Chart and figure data
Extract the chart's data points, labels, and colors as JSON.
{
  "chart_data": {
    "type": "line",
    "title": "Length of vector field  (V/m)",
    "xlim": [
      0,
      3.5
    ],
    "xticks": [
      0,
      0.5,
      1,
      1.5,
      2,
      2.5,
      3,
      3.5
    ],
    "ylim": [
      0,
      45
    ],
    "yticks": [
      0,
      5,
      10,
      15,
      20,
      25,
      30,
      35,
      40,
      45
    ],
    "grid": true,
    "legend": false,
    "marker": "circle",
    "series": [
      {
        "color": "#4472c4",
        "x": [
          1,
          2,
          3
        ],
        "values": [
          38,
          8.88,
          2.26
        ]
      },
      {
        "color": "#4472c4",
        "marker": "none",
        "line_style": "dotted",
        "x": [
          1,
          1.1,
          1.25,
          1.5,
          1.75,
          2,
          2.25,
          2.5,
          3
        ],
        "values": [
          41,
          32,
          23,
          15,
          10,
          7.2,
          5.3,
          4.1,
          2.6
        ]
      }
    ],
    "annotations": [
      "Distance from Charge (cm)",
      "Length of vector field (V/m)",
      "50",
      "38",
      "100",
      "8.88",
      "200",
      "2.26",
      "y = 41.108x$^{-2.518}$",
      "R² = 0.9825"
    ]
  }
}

Given problem → Search the records above for "field". Copy each line where it is found.

Finished task →
    "title": "Length of vector field  (V/m)",
      "Length of vector field (V/m)",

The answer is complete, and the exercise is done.